-- Begin Given records --
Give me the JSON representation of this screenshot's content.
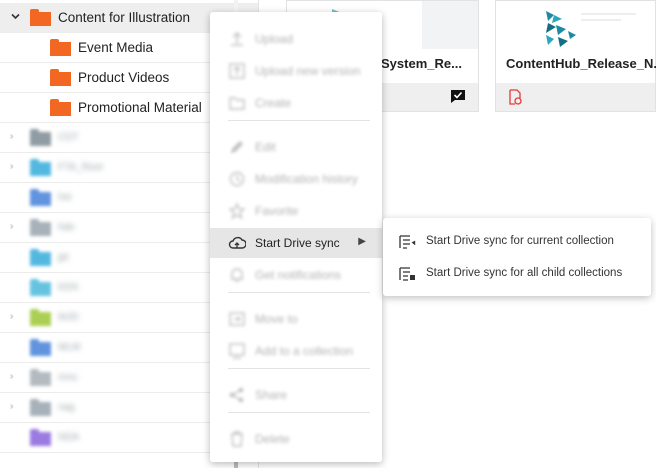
{
  "tree": {
    "root": {
      "label": "Content for Illustration",
      "expanded": true,
      "color": "#f26722"
    },
    "children": [
      {
        "label": "Event Media",
        "color": "#f26722"
      },
      {
        "label": "Product Videos",
        "color": "#f26722"
      },
      {
        "label": "Promotional Material",
        "color": "#f26722"
      }
    ],
    "blurred_folders": [
      {
        "label": "CDT",
        "color": "#6b7a84",
        "collapsible": true
      },
      {
        "label": "FTA_Root",
        "color": "#1aa1d6",
        "collapsible": true
      },
      {
        "label": "hst",
        "color": "#2d6fd3",
        "collapsible": false
      },
      {
        "label": "hde",
        "color": "#8a98a3",
        "collapsible": true
      },
      {
        "label": "jpt",
        "color": "#1aa1d6",
        "collapsible": false
      },
      {
        "label": "KDS",
        "color": "#33b0d6",
        "collapsible": false
      },
      {
        "label": "MJD",
        "color": "#8fbf1c",
        "collapsible": true
      },
      {
        "label": "MLM",
        "color": "#2d6fd3",
        "collapsible": false
      },
      {
        "label": "mnu",
        "color": "#9aa5ad",
        "collapsible": true
      },
      {
        "label": "nag",
        "color": "#8a98a3",
        "collapsible": true
      },
      {
        "label": "NDA",
        "color": "#7a4fd6",
        "collapsible": false
      }
    ]
  },
  "cards": [
    {
      "title": "System_Re...",
      "icon": "chat-check-icon"
    },
    {
      "title": "ContentHub_Release_N...",
      "icon": "drive-sync-error-icon",
      "icon_color": "#e53935"
    }
  ],
  "context_menu": {
    "items": [
      {
        "label": "Upload",
        "icon": "upload-icon",
        "disabled": true
      },
      {
        "label": "Upload new version",
        "icon": "upload-version-icon",
        "disabled": true
      },
      {
        "label": "Create",
        "icon": "create-folder-icon",
        "disabled": true
      },
      {
        "label": "Edit",
        "icon": "pencil-icon",
        "disabled": true
      },
      {
        "label": "Modification history",
        "icon": "history-icon",
        "disabled": true
      },
      {
        "label": "Favorite",
        "icon": "star-icon",
        "disabled": true
      },
      {
        "label": "Start Drive sync",
        "icon": "cloud-sync-icon",
        "disabled": false,
        "has_submenu": true
      },
      {
        "label": "Get notifications",
        "icon": "bell-icon",
        "disabled": true
      },
      {
        "label": "Move to",
        "icon": "move-icon",
        "disabled": true
      },
      {
        "label": "Add to a collection",
        "icon": "collection-icon",
        "disabled": true
      },
      {
        "label": "Share",
        "icon": "share-icon",
        "disabled": true
      },
      {
        "label": "Delete",
        "icon": "trash-icon",
        "disabled": true
      }
    ]
  },
  "submenu": {
    "items": [
      {
        "label": "Start Drive sync for current collection",
        "icon": "sync-current-collection-icon"
      },
      {
        "label": "Start Drive sync for all child collections",
        "icon": "sync-child-collections-icon"
      }
    ]
  }
}
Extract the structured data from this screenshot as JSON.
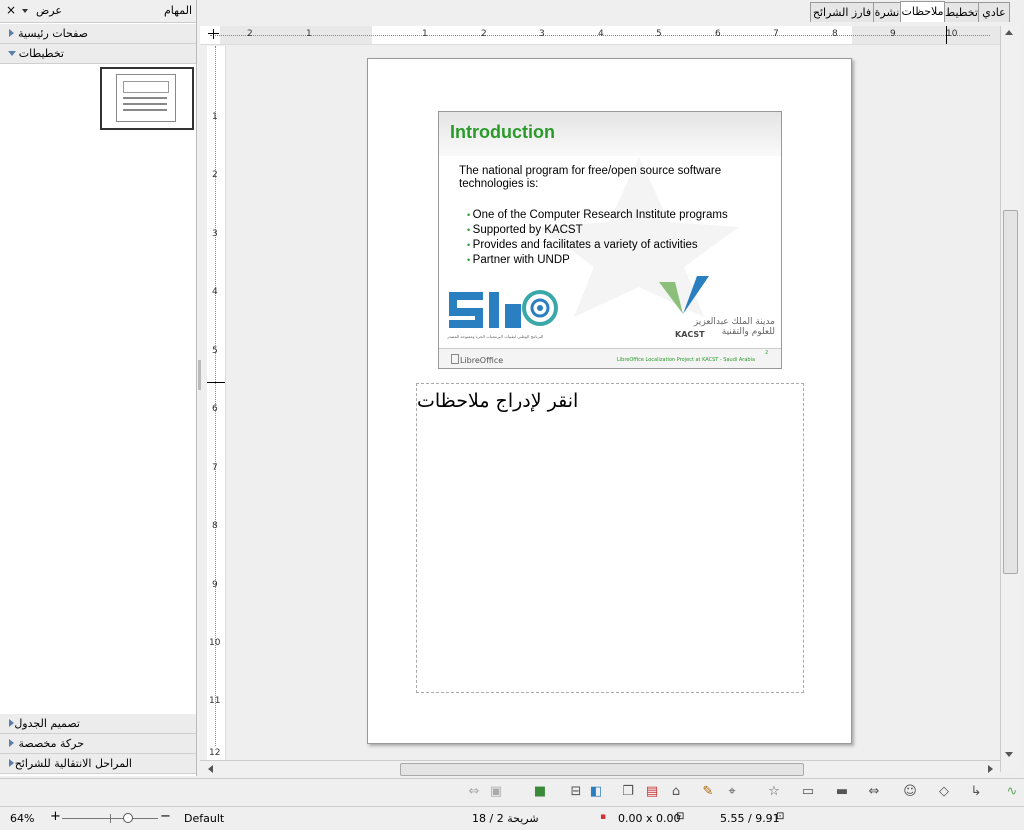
{
  "task_pane": {
    "title": "المهام",
    "view_menu": "عرض",
    "close": "×",
    "sections_top": [
      {
        "label": "صفحات رئيسية"
      },
      {
        "label": "تخطيطات"
      }
    ],
    "sections_bottom": [
      {
        "label": "تصميم الجدول"
      },
      {
        "label": "حركة مخصصة"
      },
      {
        "label": "المراحل الانتقالية للشرائح"
      }
    ]
  },
  "view_tabs": [
    "عادي",
    "تخطيط",
    "ملاحظات",
    "نشرة",
    "فارز الشرائح"
  ],
  "ruler": {
    "h_ticks": [
      "2",
      "1",
      "1",
      "2",
      "3",
      "4",
      "5",
      "6",
      "7",
      "8",
      "9",
      "10"
    ],
    "v_ticks": [
      "1",
      "2",
      "3",
      "4",
      "5",
      "6",
      "7",
      "8",
      "9",
      "10",
      "11",
      "12"
    ]
  },
  "slide": {
    "title": "Introduction",
    "intro": "The national program for free/open source software technologies is:",
    "bullets": [
      "One of the Computer Research Institute programs",
      "Supported by KACST",
      "Provides and facilitates a variety of activities",
      "Partner with UNDP"
    ],
    "logo_left_caption": "البرنامج الوطني لتقنيات البرمجيات الحرة ومفتوحة المصدر",
    "logo_right_line1": "مدينة الملك عبدالعزيز",
    "logo_right_line2": "للعلوم والتقنية",
    "logo_right_abbr": "KACST",
    "footer_left": "LibreOffice",
    "footer_right": "LibreOffice Localization Project at KACST - Saudi Arabia",
    "footer_page": "2"
  },
  "notes_placeholder": "انقر لإدراج ملاحظات",
  "status": {
    "zoom": "64%",
    "master": "Default",
    "slide_counter": "شريحة 2 / 18",
    "size": "0.00 x 0.00",
    "position": "5.55 / 9.91"
  },
  "colors": {
    "slide_title": "#2a9a2a",
    "bullet": "#2a9a2a",
    "logo_blue": "#2a7fc0",
    "logo_teal": "#3aa8a8"
  }
}
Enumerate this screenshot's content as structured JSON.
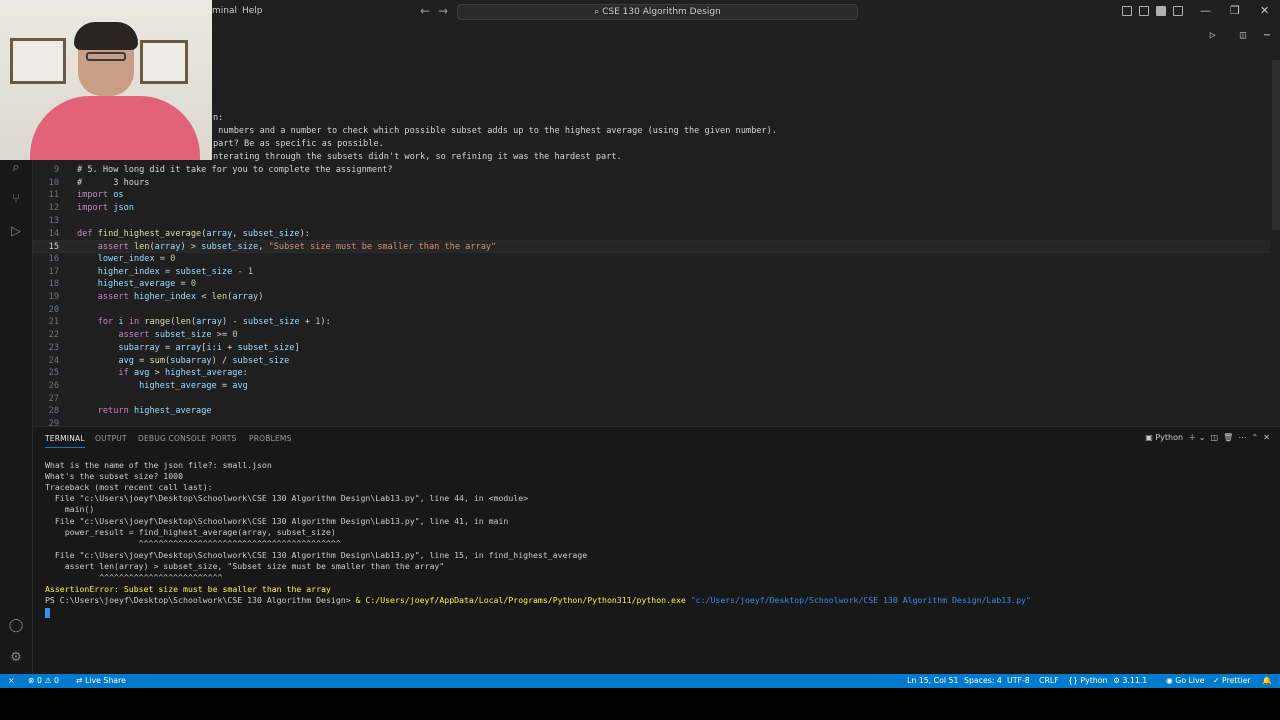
{
  "titlebar": {
    "menu": [
      "minal",
      "Help"
    ],
    "command_center": "CSE 130 Algorithm Design"
  },
  "activity_icons": [
    "search-icon",
    "source-control-icon",
    "run-debug-icon",
    "testing-icon",
    "account-icon",
    "settings-gear-icon"
  ],
  "editor": {
    "partial_lines": [
      {
        "text": "n:"
      },
      {
        "text": " numbers and a number to check which possible subset adds up to the highest average (using the given number)."
      },
      {
        "text": "part? Be as specific as possible."
      },
      {
        "text": "nterating through the subsets didn't work, so refining it was the hardest part."
      }
    ],
    "lines": [
      {
        "n": "9",
        "text": "# 5. How long did it take for you to complete the assignment?"
      },
      {
        "n": "10",
        "text": "#      3 hours"
      },
      {
        "n": "11",
        "text": "import os"
      },
      {
        "n": "12",
        "text": "import json"
      },
      {
        "n": "13",
        "text": ""
      },
      {
        "n": "14",
        "text": "def find_highest_average(array, subset_size):"
      },
      {
        "n": "15",
        "text": "    assert len(array) > subset_size, \"Subset size must be smaller than the array\""
      },
      {
        "n": "16",
        "text": "    lower_index = 0"
      },
      {
        "n": "17",
        "text": "    higher_index = subset_size - 1"
      },
      {
        "n": "18",
        "text": "    highest_average = 0"
      },
      {
        "n": "19",
        "text": "    assert higher_index < len(array)"
      },
      {
        "n": "20",
        "text": ""
      },
      {
        "n": "21",
        "text": "    for i in range(len(array) - subset_size + 1):"
      },
      {
        "n": "22",
        "text": "        assert subset_size >= 0"
      },
      {
        "n": "23",
        "text": "        subarray = array[i:i + subset_size]"
      },
      {
        "n": "24",
        "text": "        avg = sum(subarray) / subset_size"
      },
      {
        "n": "25",
        "text": "        if avg > highest_average:"
      },
      {
        "n": "26",
        "text": "            highest_average = avg"
      },
      {
        "n": "27",
        "text": ""
      },
      {
        "n": "28",
        "text": "    return highest_average"
      },
      {
        "n": "29",
        "text": ""
      }
    ]
  },
  "panel": {
    "tabs": [
      "TERMINAL",
      "OUTPUT",
      "DEBUG CONSOLE",
      "PORTS",
      "PROBLEMS"
    ],
    "terminal_profile": "Python",
    "terminal": [
      "What is the name of the json file?: small.json",
      "What's the subset size? 1000",
      "Traceback (most recent call last):",
      "  File \"c:\\Users\\joeyf\\Desktop\\Schoolwork\\CSE 130 Algorithm Design\\Lab13.py\", line 44, in <module>",
      "    main()",
      "  File \"c:\\Users\\joeyf\\Desktop\\Schoolwork\\CSE 130 Algorithm Design\\Lab13.py\", line 41, in main",
      "    power_result = find_highest_average(array, subset_size)",
      "                   ^^^^^^^^^^^^^^^^^^^^^^^^^^^^^^^^^^^^^^^^^",
      "  File \"c:\\Users\\joeyf\\Desktop\\Schoolwork\\CSE 130 Algorithm Design\\Lab13.py\", line 15, in find_highest_average",
      "    assert len(array) > subset_size, \"Subset size must be smaller than the array\"",
      "           ^^^^^^^^^^^^^^^^^^^^^^^^^",
      "AssertionError: Subset size must be smaller than the array"
    ],
    "prompt_path": "PS C:\\Users\\joeyf\\Desktop\\Schoolwork\\CSE 130 Algorithm Design> ",
    "prompt_cmd": "& C:/Users/joeyf/AppData/Local/Programs/Python/Python311/python.exe",
    "prompt_arg": " \"c:/Users/joeyf/Desktop/Schoolwork/CSE 130 Algorithm Design/Lab13.py\""
  },
  "statusbar": {
    "errors": "0",
    "warnings": "0",
    "live_share": "Live Share",
    "position": "Ln 15, Col 51",
    "spaces": "Spaces: 4",
    "encoding": "UTF-8",
    "eol": "CRLF",
    "language": "Python",
    "interpreter": "3.11.1",
    "go_live": "Go Live",
    "prettier": "Prettier"
  },
  "colors": {
    "statusbar": "#007acc",
    "accent": "#0078d4"
  }
}
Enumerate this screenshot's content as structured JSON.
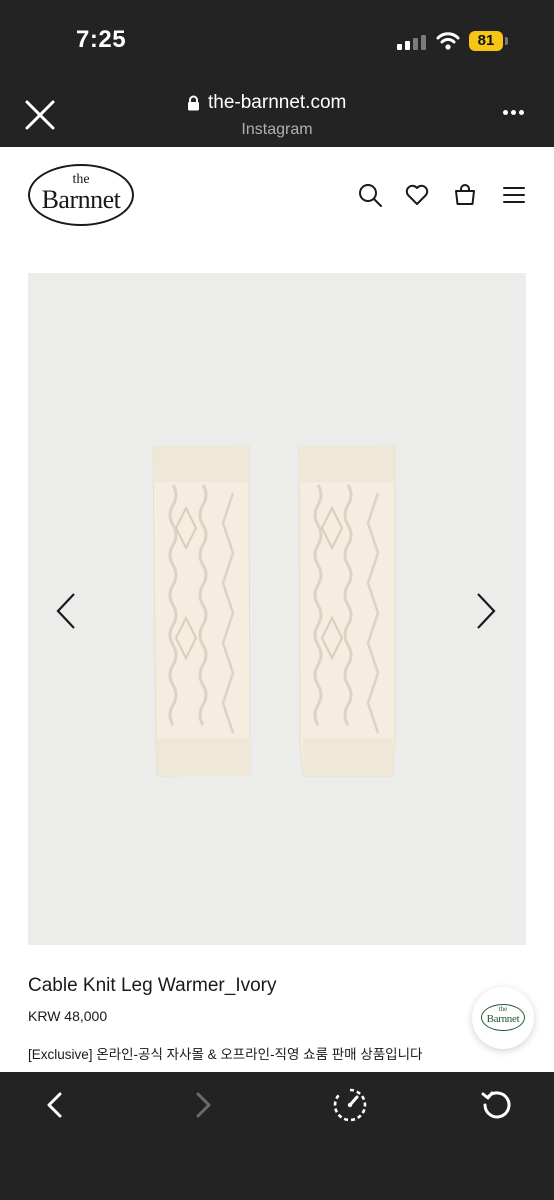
{
  "status_bar": {
    "time": "7:25",
    "battery": "81",
    "icons": [
      "cellular-signal-icon",
      "wifi-icon",
      "battery-icon"
    ]
  },
  "browser": {
    "url": "the-barnnet.com",
    "source": "Instagram",
    "icons": [
      "close-icon",
      "lock-icon",
      "more-icon"
    ]
  },
  "site": {
    "logo": {
      "the": "the",
      "name": "Barnnet"
    },
    "header_icons": [
      "search-icon",
      "heart-icon",
      "shopping-bag-icon",
      "menu-icon"
    ]
  },
  "product": {
    "title": "Cable Knit Leg Warmer_Ivory",
    "price": "KRW 48,000",
    "description": "[Exclusive] 온라인-공식 자사몰 & 오프라인-직영 쇼룸 판매 상품입니다",
    "image_background": "#ececea"
  },
  "floating_badge": {
    "the": "the",
    "name": "Barnnet"
  },
  "toolbar": {
    "icons": [
      "back-icon",
      "forward-icon",
      "speed-icon",
      "reload-icon"
    ],
    "forward_enabled": false
  },
  "colors": {
    "chrome": "#232323",
    "battery": "#f5c518",
    "badge_green": "#1e5a35"
  }
}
-- End Given records --
▶ **Task prompt**
Pick out each line in the material containing "version".

▶ **Result of this task**
        "label": "Upload new version",
        "icon": "upload-version-icon",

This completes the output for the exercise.